## [What to produce]
Exactly as written, please set down all of the entries again, with no pictures.

________

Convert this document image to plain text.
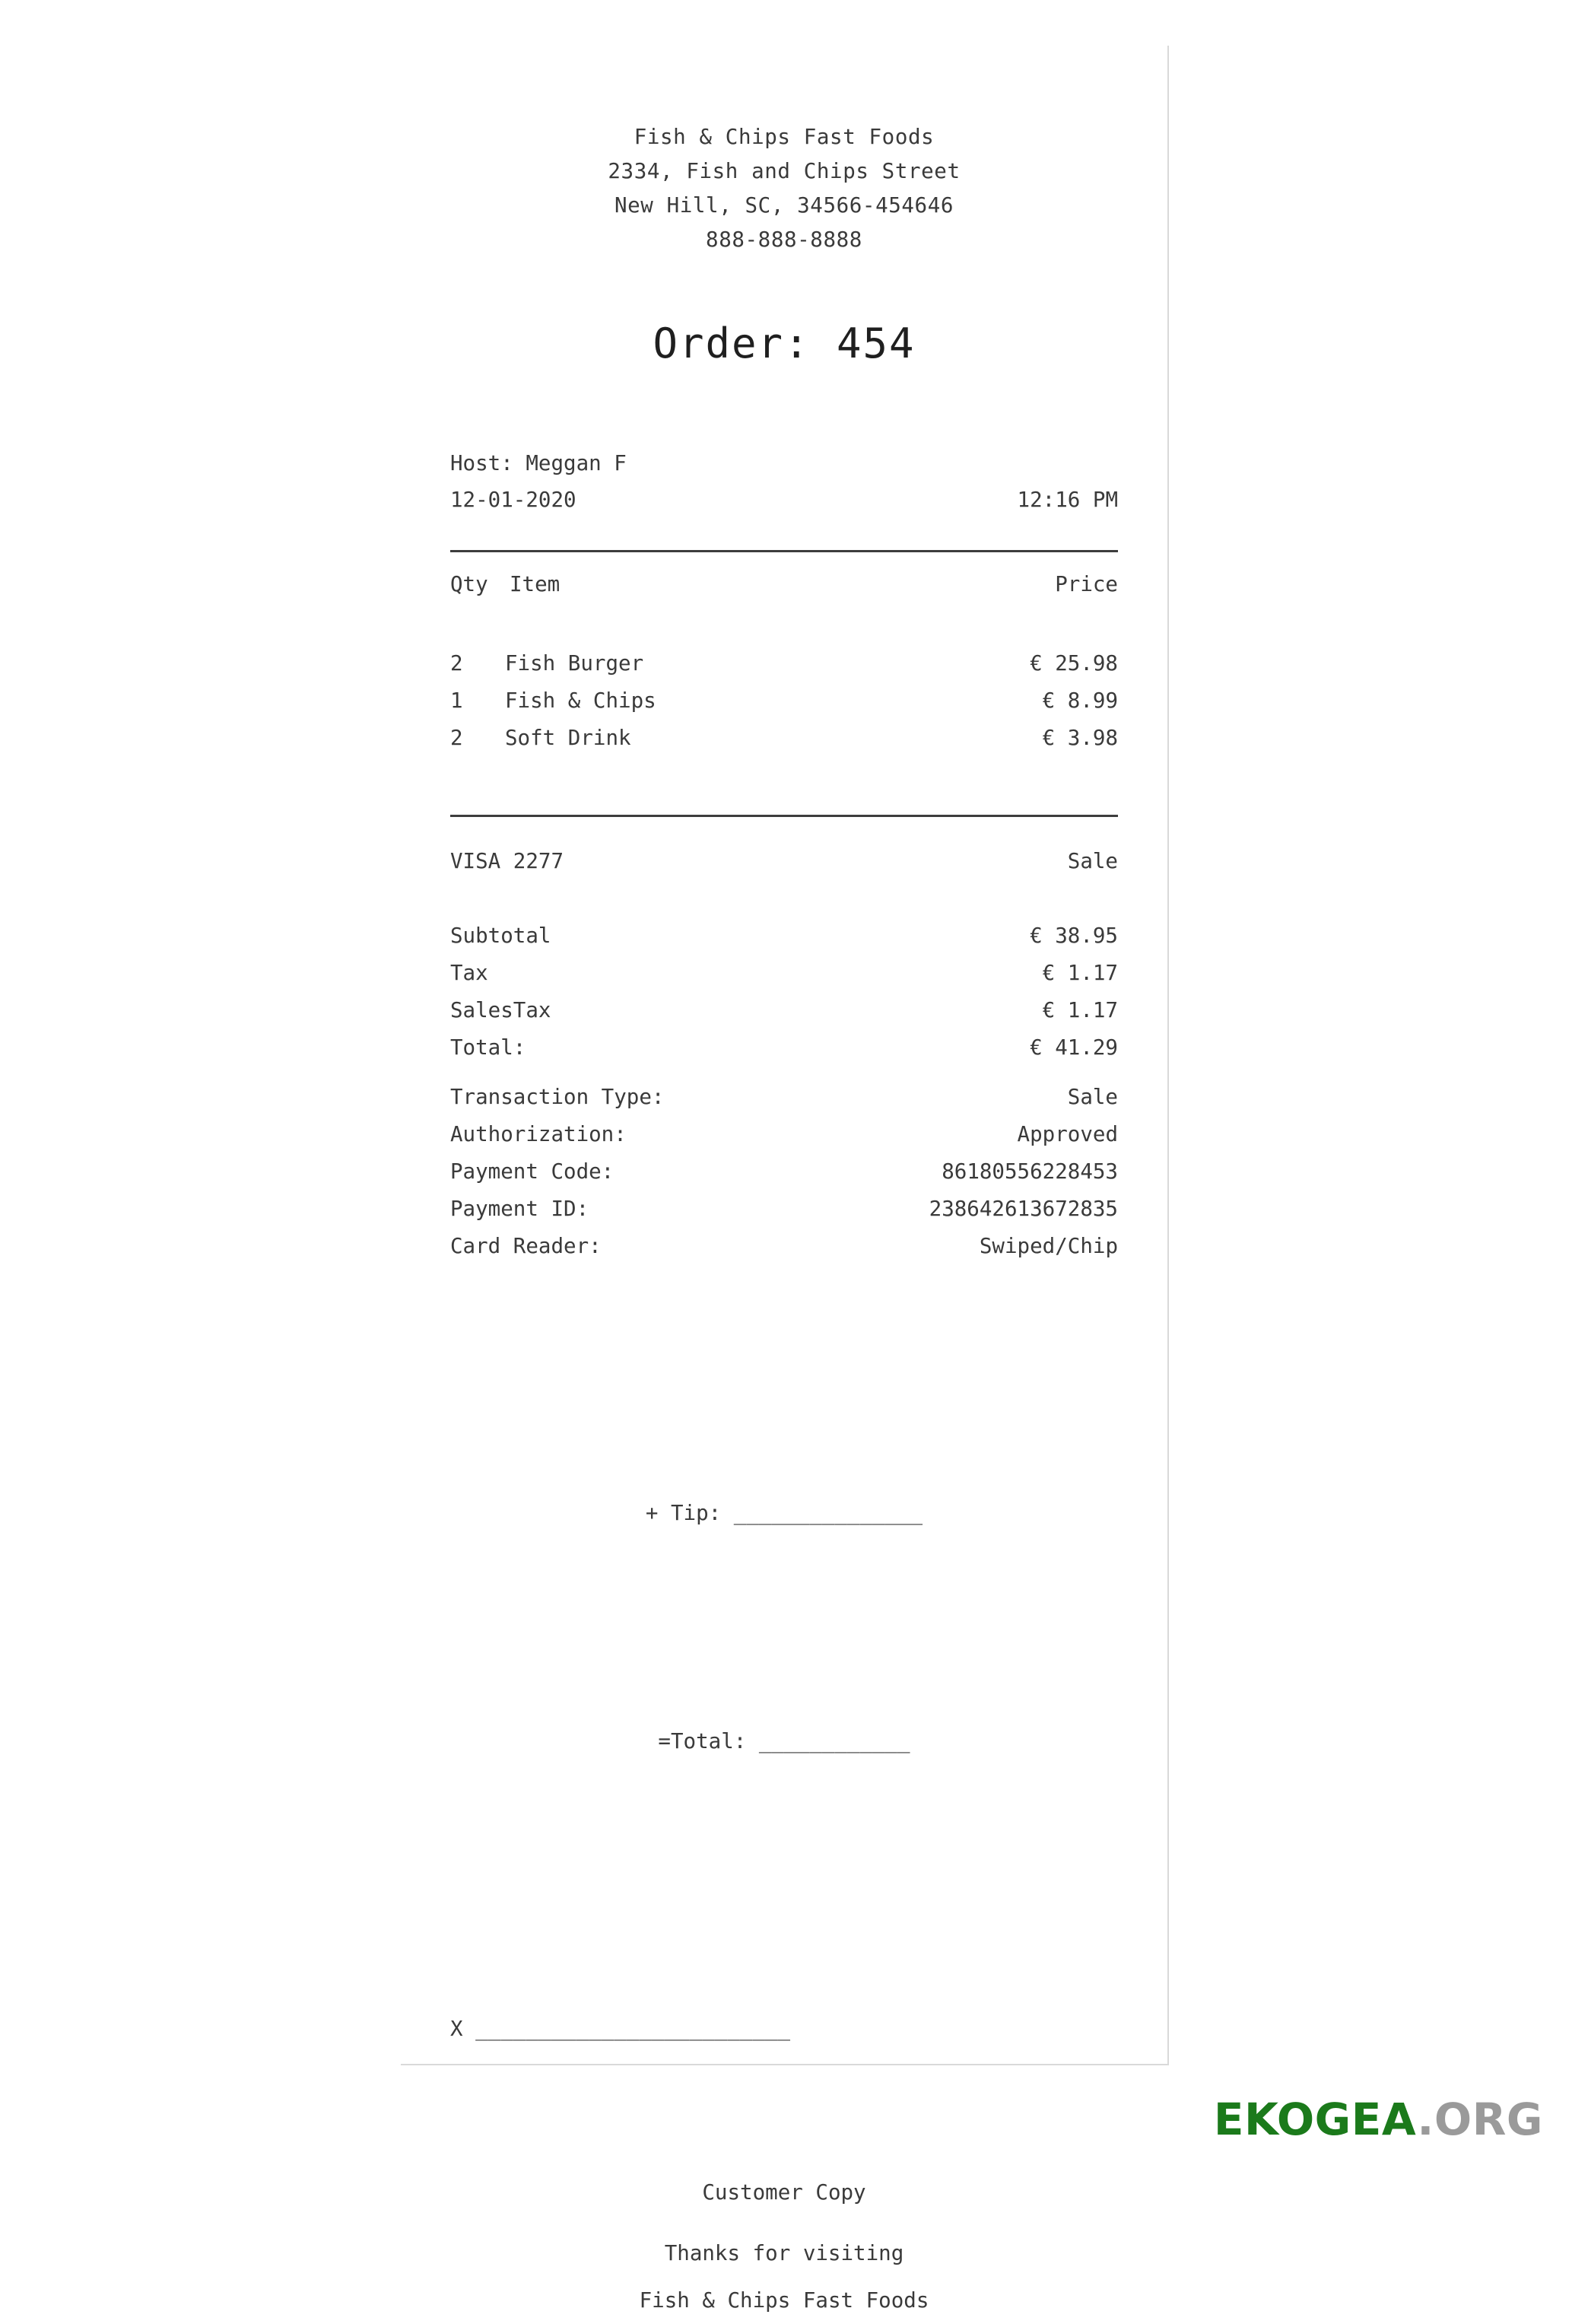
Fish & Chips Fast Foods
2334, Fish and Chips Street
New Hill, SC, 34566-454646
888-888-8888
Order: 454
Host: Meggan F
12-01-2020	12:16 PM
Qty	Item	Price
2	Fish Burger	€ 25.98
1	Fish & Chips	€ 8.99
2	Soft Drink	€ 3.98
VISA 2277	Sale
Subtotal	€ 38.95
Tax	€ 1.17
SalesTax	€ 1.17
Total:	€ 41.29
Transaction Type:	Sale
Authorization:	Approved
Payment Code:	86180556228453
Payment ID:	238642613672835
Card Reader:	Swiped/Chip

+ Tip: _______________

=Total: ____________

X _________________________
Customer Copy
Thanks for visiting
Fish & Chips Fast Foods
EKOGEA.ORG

________

## [Response]
Convert this document image to plain text.
Fish & Chips Fast Foods
2334, Fish and Chips Street
New Hill, SC, 34566-454646
888-888-8888
Order: 454
Host: Meggan F
12-01-2020	12:16 PM
Qty	Item	Price
2	Fish Burger	€ 25.98
1	Fish & Chips	€ 8.99
2	Soft Drink	€ 3.98
VISA 2277	Sale
Subtotal	€ 38.95
Tax	€ 1.17
SalesTax	€ 1.17
Total:	€ 41.29
Transaction Type:	Sale
Authorization:	Approved
Payment Code:	86180556228453
Payment ID:	238642613672835
Card Reader:	Swiped/Chip

+ Tip: _______________

=Total: ____________

X _________________________
Customer Copy
Thanks for visiting
Fish & Chips Fast Foods
EKOGEA.ORG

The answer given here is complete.